▶ **Do this**
Leave out any picture and return the remaining listing below exactly as given.

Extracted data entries

## start

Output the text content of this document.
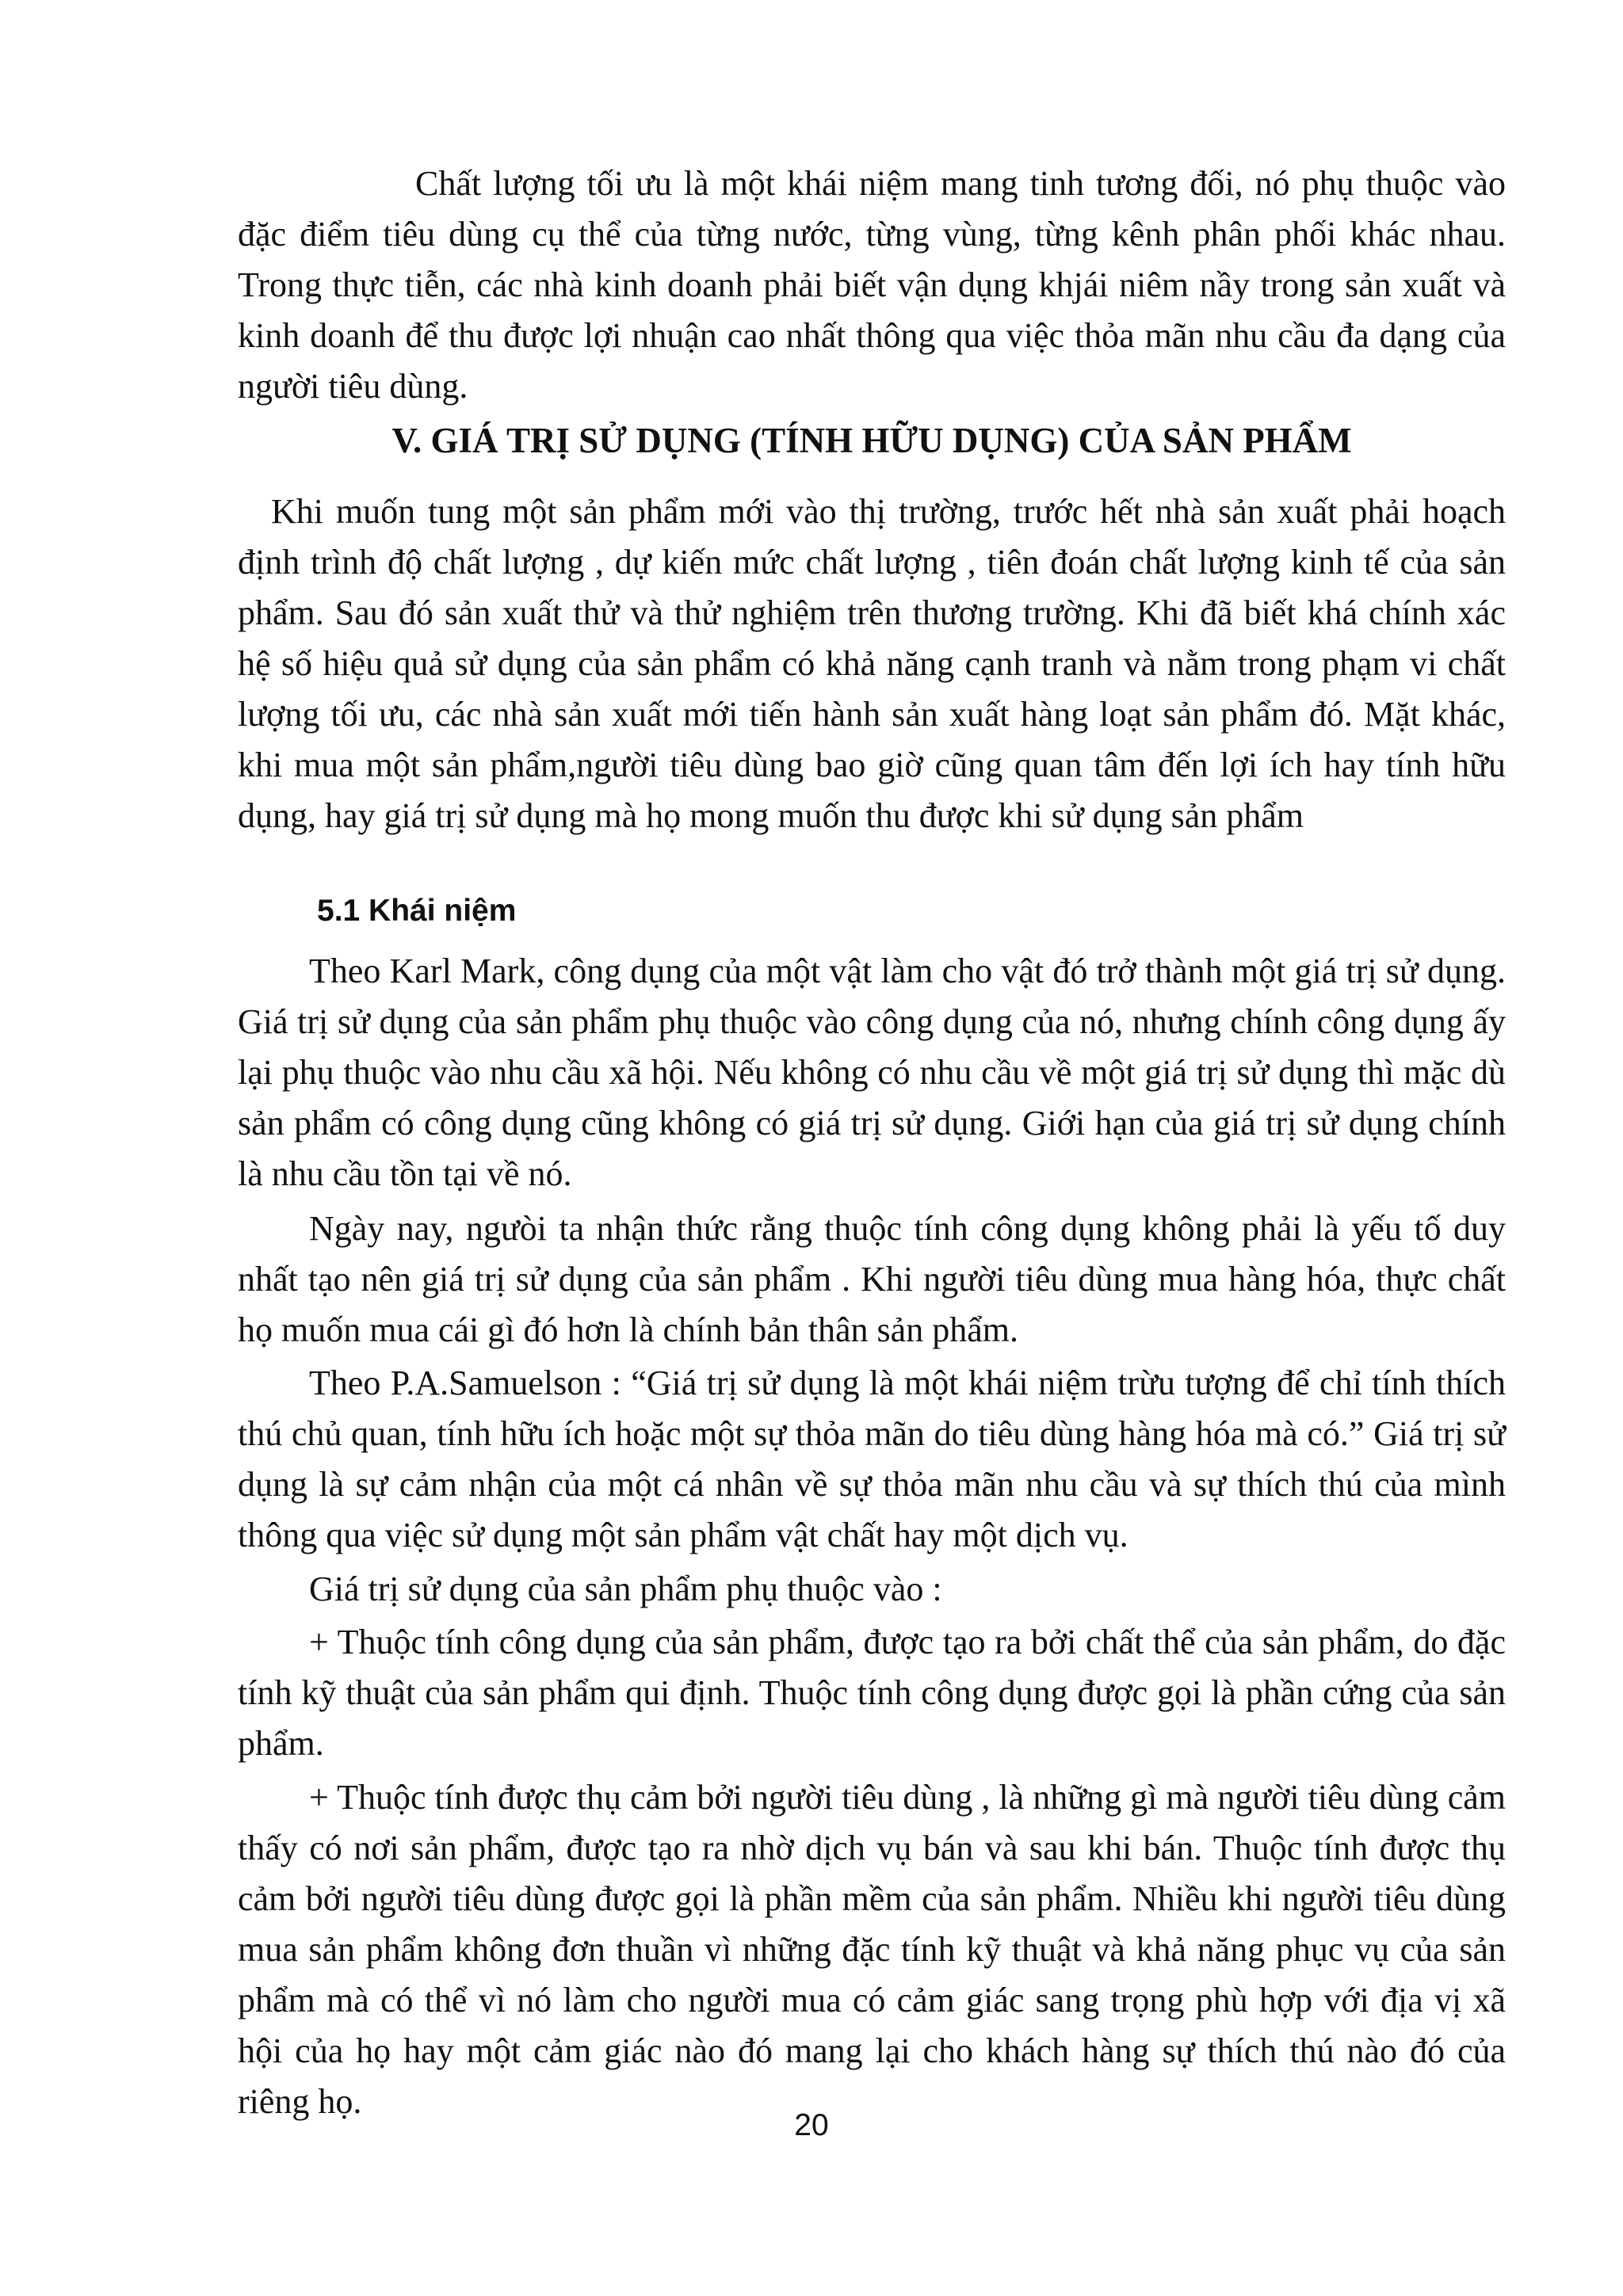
Chất lượng tối ưu là một khái niệm mang tinh tương đối, nó phụ thuộc vào đặc điểm tiêu dùng cụ thể của từng nước, từng vùng, từng kênh phân phối khác nhau. Trong thực tiễn, các nhà kinh doanh phải biết vận dụng khjái niêm nầy trong sản xuất và kinh doanh để thu được lợi nhuận cao nhất thông qua việc thỏa mãn nhu cầu đa dạng của người tiêu dùng.

V. GIÁ TRỊ SỬ DỤNG (TÍNH HỮU DỤNG) CỦA SẢN PHẨM

Khi muốn tung một sản phẩm mới vào thị trường, trước hết nhà sản xuất phải hoạch định trình độ chất lượng , dự kiến mức chất lượng , tiên đoán chất lượng kinh tế của sản phẩm. Sau đó sản xuất thử và thử nghiệm trên thương trường. Khi đã biết khá chính xác hệ số hiệu quả sử dụng của sản phẩm có khả năng cạnh tranh và nằm trong phạm vi chất lượng tối ưu, các nhà sản xuất mới tiến hành sản xuất hàng loạt sản phẩm đó. Mặt khác, khi mua một sản phẩm,người tiêu dùng bao giờ cũng quan tâm đến lợi ích hay tính hữu dụng, hay giá trị sử dụng mà họ mong muốn thu được khi sử dụng sản phẩm

5.1 Khái niệm

Theo Karl Mark, công dụng của một vật làm cho vật đó trở thành một giá trị sử dụng. Giá trị sử dụng của sản phẩm phụ thuộc vào công dụng của nó, nhưng chính công dụng ấy lại phụ thuộc vào nhu cầu xã hội. Nếu không có nhu cầu về một giá trị sử dụng thì mặc dù sản phẩm có công dụng cũng không có giá trị sử dụng. Giới hạn của giá trị sử dụng chính là nhu cầu tồn tại về nó.

Ngày nay, ngưòi ta nhận thức rằng thuộc tính công dụng không phải là yếu tố duy nhất tạo nên giá trị sử dụng của sản phẩm . Khi người tiêu dùng mua hàng hóa, thực chất họ muốn mua cái gì đó hơn là chính bản thân sản phẩm.

Theo P.A.Samuelson : “Giá trị sử dụng là một khái niệm trừu tượng để chỉ tính thích thú chủ quan, tính hữu ích hoặc một sự thỏa mãn do tiêu dùng hàng hóa mà có.” Giá trị sử dụng là sự cảm nhận của một cá nhân về sự thỏa mãn nhu cầu và sự thích thú của mình thông qua việc sử dụng một sản phẩm vật chất hay một dịch vụ.

Giá trị sử dụng của sản phẩm phụ thuộc vào :

+ Thuộc tính công dụng của sản phẩm, được tạo ra bởi chất thể của sản phẩm, do đặc tính kỹ thuật của sản phẩm qui định. Thuộc tính công dụng được gọi là phần cứng của sản phẩm.

+ Thuộc tính được thụ cảm bởi người tiêu dùng , là những gì mà người tiêu dùng cảm thấy có nơi sản phẩm, được tạo ra nhờ dịch vụ bán và sau khi bán. Thuộc tính được thụ cảm bởi người tiêu dùng được gọi là phần mềm của sản phẩm. Nhiều khi người tiêu dùng mua sản phẩm không đơn thuần vì những đặc tính kỹ thuật và khả năng phục vụ của sản phẩm mà có thể vì nó làm cho người mua có cảm giác sang trọng phù hợp với địa vị xã hội của họ hay một cảm giác nào đó mang lại cho khách hàng sự thích thú nào đó của riêng họ.

20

## end

▶ **Solution for this exercise**
Output the text content of this document.
Chất lượng tối ưu là một khái niệm mang tinh tương đối, nó phụ thuộc vào đặc điểm tiêu dùng cụ thể của từng nước, từng vùng, từng kênh phân phối khác nhau. Trong thực tiễn, các nhà kinh doanh phải biết vận dụng khjái niêm nầy trong sản xuất và kinh doanh để thu được lợi nhuận cao nhất thông qua việc thỏa mãn nhu cầu đa dạng của người tiêu dùng.

V. GIÁ TRỊ SỬ DỤNG (TÍNH HỮU DỤNG) CỦA SẢN PHẨM

Khi muốn tung một sản phẩm mới vào thị trường, trước hết nhà sản xuất phải hoạch định trình độ chất lượng , dự kiến mức chất lượng , tiên đoán chất lượng kinh tế của sản phẩm. Sau đó sản xuất thử và thử nghiệm trên thương trường. Khi đã biết khá chính xác hệ số hiệu quả sử dụng của sản phẩm có khả năng cạnh tranh và nằm trong phạm vi chất lượng tối ưu, các nhà sản xuất mới tiến hành sản xuất hàng loạt sản phẩm đó. Mặt khác, khi mua một sản phẩm,người tiêu dùng bao giờ cũng quan tâm đến lợi ích hay tính hữu dụng, hay giá trị sử dụng mà họ mong muốn thu được khi sử dụng sản phẩm

5.1 Khái niệm

Theo Karl Mark, công dụng của một vật làm cho vật đó trở thành một giá trị sử dụng. Giá trị sử dụng của sản phẩm phụ thuộc vào công dụng của nó, nhưng chính công dụng ấy lại phụ thuộc vào nhu cầu xã hội. Nếu không có nhu cầu về một giá trị sử dụng thì mặc dù sản phẩm có công dụng cũng không có giá trị sử dụng. Giới hạn của giá trị sử dụng chính là nhu cầu tồn tại về nó.

Ngày nay, ngưòi ta nhận thức rằng thuộc tính công dụng không phải là yếu tố duy nhất tạo nên giá trị sử dụng của sản phẩm . Khi người tiêu dùng mua hàng hóa, thực chất họ muốn mua cái gì đó hơn là chính bản thân sản phẩm.

Theo P.A.Samuelson : “Giá trị sử dụng là một khái niệm trừu tượng để chỉ tính thích thú chủ quan, tính hữu ích hoặc một sự thỏa mãn do tiêu dùng hàng hóa mà có.” Giá trị sử dụng là sự cảm nhận của một cá nhân về sự thỏa mãn nhu cầu và sự thích thú của mình thông qua việc sử dụng một sản phẩm vật chất hay một dịch vụ.

Giá trị sử dụng của sản phẩm phụ thuộc vào :

+ Thuộc tính công dụng của sản phẩm, được tạo ra bởi chất thể của sản phẩm, do đặc tính kỹ thuật của sản phẩm qui định. Thuộc tính công dụng được gọi là phần cứng của sản phẩm.

+ Thuộc tính được thụ cảm bởi người tiêu dùng , là những gì mà người tiêu dùng cảm thấy có nơi sản phẩm, được tạo ra nhờ dịch vụ bán và sau khi bán. Thuộc tính được thụ cảm bởi người tiêu dùng được gọi là phần mềm của sản phẩm. Nhiều khi người tiêu dùng mua sản phẩm không đơn thuần vì những đặc tính kỹ thuật và khả năng phục vụ của sản phẩm mà có thể vì nó làm cho người mua có cảm giác sang trọng phù hợp với địa vị xã hội của họ hay một cảm giác nào đó mang lại cho khách hàng sự thích thú nào đó của riêng họ.

20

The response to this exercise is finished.